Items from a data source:
*****
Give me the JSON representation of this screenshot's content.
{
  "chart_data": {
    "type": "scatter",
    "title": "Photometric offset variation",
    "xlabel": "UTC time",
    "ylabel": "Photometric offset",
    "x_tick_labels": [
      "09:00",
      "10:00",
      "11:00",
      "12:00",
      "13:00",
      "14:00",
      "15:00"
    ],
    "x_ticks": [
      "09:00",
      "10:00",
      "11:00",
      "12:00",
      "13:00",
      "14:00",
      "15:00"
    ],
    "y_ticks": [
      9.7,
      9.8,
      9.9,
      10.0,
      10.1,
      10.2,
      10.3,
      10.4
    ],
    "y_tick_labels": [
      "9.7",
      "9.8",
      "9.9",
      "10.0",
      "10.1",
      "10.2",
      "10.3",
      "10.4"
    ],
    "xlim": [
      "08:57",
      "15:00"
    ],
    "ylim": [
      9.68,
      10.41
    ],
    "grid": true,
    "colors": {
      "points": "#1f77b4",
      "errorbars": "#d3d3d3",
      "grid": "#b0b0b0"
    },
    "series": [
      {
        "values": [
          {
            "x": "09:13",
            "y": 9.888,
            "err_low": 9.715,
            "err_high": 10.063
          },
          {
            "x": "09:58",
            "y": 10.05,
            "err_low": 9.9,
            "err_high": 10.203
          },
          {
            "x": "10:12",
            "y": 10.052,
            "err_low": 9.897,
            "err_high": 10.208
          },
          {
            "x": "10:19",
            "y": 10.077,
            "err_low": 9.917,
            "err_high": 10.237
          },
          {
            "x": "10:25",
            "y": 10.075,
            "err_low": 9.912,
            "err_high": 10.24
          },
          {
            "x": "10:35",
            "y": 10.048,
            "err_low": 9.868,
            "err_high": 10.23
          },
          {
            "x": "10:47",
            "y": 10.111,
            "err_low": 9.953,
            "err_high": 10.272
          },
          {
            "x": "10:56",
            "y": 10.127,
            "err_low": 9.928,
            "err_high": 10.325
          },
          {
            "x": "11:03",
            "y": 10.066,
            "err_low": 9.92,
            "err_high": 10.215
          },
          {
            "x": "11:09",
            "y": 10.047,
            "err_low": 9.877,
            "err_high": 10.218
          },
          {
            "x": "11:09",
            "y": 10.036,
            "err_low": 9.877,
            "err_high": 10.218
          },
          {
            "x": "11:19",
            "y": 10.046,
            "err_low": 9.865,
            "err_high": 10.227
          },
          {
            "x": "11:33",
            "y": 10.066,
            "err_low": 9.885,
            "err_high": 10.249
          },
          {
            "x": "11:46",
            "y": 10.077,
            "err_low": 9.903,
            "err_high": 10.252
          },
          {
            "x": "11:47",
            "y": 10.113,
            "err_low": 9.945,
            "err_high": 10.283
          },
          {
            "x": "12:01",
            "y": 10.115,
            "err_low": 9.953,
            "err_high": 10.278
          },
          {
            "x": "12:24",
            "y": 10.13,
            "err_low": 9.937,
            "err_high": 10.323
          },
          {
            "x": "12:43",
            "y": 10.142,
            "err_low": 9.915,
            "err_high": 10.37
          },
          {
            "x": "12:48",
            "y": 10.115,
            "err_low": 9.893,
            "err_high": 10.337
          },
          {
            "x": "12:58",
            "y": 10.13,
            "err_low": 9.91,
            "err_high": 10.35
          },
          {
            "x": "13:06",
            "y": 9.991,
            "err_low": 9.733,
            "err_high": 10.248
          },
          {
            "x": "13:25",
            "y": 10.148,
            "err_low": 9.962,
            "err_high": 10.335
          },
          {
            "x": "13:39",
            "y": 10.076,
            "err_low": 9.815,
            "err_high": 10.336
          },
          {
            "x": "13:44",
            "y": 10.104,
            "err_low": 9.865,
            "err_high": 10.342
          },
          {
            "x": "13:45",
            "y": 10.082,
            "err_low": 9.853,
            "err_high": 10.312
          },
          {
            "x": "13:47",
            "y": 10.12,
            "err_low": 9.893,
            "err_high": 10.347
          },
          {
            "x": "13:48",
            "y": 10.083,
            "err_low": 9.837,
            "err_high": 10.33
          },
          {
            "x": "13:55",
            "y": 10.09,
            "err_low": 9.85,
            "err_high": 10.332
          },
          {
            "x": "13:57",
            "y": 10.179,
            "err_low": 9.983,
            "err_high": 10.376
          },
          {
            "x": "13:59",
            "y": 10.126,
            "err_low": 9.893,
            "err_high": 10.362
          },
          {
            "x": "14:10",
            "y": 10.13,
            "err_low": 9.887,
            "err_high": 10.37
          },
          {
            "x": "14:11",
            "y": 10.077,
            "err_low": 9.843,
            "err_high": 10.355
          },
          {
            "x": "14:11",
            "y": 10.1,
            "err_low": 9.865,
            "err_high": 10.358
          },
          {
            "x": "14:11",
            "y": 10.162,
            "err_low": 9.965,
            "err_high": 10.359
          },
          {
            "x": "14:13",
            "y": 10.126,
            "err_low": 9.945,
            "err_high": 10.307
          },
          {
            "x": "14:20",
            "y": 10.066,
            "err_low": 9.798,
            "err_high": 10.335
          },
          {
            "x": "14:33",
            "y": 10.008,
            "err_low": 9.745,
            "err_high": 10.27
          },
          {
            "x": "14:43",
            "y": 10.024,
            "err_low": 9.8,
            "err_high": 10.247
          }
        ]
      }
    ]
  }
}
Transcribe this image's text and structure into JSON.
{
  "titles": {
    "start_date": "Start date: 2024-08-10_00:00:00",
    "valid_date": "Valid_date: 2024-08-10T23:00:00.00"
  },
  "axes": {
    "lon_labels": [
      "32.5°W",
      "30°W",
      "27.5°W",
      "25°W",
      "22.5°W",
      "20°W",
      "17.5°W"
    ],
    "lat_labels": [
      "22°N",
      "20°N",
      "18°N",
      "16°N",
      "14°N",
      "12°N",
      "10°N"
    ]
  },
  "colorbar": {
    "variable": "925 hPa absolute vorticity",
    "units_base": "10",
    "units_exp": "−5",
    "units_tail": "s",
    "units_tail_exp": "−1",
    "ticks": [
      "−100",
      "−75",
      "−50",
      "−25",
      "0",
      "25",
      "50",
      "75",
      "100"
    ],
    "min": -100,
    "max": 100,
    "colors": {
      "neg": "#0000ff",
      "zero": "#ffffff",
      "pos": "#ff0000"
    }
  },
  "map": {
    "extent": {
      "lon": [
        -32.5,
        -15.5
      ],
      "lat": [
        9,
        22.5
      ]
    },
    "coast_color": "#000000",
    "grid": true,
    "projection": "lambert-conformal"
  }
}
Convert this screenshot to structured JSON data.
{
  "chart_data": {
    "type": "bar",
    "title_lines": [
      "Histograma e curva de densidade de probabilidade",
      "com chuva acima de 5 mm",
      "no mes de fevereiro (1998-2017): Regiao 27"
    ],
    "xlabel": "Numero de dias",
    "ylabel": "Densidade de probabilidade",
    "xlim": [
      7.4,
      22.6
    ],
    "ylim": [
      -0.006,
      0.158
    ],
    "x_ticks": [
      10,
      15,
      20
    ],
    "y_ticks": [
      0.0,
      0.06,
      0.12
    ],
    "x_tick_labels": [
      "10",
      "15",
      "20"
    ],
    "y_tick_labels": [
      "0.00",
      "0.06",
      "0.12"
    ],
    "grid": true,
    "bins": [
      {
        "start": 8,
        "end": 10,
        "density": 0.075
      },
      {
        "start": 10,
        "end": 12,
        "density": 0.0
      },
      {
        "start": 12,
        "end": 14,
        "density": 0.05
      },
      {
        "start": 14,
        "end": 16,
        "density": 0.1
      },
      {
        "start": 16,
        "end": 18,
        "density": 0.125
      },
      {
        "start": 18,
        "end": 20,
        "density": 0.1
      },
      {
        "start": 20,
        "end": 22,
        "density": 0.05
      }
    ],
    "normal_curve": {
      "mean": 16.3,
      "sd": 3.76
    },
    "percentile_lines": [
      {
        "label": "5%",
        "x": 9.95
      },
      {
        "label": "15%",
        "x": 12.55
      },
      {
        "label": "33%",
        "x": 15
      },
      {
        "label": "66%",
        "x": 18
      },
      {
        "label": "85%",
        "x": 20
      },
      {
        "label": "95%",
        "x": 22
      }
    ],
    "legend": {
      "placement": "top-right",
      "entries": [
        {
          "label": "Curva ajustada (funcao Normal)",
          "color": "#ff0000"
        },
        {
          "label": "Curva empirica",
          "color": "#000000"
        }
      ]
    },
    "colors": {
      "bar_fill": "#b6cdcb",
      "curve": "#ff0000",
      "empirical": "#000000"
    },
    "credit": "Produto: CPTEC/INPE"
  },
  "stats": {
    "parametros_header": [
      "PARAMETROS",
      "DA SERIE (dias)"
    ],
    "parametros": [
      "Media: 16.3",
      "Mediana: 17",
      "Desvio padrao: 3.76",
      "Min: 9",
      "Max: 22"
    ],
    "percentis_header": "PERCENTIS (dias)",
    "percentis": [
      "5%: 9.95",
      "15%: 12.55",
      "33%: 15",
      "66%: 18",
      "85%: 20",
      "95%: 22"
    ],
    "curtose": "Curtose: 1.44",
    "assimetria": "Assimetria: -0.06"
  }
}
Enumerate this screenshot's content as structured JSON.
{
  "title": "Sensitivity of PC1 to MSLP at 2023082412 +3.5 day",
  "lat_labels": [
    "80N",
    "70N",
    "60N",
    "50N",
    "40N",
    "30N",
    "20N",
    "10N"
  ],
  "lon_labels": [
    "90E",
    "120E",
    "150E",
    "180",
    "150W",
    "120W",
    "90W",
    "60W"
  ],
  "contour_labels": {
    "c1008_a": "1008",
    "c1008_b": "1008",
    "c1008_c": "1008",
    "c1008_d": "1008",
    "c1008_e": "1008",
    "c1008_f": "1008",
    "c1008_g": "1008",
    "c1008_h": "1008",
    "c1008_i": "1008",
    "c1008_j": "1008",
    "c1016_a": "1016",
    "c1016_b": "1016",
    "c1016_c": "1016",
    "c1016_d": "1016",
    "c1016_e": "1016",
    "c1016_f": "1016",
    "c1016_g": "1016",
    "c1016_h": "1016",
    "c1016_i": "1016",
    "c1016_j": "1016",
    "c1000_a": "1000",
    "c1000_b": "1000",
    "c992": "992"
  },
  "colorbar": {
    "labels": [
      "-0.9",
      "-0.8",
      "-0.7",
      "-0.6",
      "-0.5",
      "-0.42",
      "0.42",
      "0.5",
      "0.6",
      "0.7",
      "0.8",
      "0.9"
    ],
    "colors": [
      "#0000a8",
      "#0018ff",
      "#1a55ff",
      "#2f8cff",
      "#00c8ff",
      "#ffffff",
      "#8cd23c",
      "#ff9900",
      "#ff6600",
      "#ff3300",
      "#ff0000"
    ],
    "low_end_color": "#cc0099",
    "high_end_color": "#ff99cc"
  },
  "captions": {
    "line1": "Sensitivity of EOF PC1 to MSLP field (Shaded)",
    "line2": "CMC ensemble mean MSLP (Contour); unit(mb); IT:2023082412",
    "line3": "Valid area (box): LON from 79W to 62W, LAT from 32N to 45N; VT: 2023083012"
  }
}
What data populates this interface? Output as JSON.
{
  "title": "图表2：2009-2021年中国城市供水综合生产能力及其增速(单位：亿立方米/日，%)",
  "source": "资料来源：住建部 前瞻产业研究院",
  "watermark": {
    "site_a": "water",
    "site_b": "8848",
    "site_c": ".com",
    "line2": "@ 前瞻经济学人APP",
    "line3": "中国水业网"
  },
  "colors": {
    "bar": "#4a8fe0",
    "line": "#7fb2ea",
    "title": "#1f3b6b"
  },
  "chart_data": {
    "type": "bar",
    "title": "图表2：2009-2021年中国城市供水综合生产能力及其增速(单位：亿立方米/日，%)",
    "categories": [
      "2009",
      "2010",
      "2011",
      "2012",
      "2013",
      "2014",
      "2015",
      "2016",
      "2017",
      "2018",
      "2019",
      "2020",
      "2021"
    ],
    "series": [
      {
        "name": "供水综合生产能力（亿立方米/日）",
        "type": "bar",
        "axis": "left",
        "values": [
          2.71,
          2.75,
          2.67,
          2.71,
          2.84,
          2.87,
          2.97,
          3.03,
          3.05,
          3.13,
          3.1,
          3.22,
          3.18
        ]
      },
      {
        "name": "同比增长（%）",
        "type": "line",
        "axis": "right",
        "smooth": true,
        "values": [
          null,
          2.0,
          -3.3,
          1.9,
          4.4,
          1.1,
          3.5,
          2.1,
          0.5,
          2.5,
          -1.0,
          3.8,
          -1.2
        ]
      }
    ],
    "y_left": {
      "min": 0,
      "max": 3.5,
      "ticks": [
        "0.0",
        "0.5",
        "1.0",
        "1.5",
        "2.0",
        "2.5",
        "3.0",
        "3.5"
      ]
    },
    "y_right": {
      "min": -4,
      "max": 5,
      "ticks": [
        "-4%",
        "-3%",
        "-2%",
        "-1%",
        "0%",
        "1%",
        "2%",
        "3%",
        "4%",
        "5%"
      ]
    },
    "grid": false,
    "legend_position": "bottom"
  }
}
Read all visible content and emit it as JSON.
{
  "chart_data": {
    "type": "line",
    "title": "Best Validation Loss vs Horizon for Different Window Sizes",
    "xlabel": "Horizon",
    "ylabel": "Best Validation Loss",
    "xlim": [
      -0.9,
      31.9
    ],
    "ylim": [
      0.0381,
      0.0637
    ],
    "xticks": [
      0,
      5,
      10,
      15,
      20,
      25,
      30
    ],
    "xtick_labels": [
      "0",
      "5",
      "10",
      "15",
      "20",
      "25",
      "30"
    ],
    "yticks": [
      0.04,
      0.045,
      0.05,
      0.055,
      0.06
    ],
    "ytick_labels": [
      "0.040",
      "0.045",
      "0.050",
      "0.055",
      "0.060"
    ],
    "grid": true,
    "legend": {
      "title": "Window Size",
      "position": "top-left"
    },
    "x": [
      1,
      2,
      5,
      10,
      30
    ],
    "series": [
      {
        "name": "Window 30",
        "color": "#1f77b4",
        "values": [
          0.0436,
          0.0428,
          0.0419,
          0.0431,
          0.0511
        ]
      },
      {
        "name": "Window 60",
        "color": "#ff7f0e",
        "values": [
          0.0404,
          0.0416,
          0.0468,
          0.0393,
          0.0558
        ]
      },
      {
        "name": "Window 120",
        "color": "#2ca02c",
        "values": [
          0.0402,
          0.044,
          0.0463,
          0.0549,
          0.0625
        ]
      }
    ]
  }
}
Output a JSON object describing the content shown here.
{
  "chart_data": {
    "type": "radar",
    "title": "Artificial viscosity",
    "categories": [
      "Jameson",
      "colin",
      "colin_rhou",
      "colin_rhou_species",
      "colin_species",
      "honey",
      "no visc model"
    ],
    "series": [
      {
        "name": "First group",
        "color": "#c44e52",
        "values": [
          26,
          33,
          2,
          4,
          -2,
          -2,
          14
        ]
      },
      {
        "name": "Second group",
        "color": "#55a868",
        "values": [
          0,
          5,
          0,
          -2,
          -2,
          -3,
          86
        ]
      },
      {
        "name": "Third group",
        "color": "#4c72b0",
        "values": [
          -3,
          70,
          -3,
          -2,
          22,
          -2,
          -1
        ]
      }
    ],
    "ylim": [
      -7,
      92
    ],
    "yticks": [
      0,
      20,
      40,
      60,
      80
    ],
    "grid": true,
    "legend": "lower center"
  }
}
*****
Filter the records above for "Photometric" and copy every matching line.

**Written solution**:
    "title": "Photometric offset variation",
    "ylabel": "Photometric offset",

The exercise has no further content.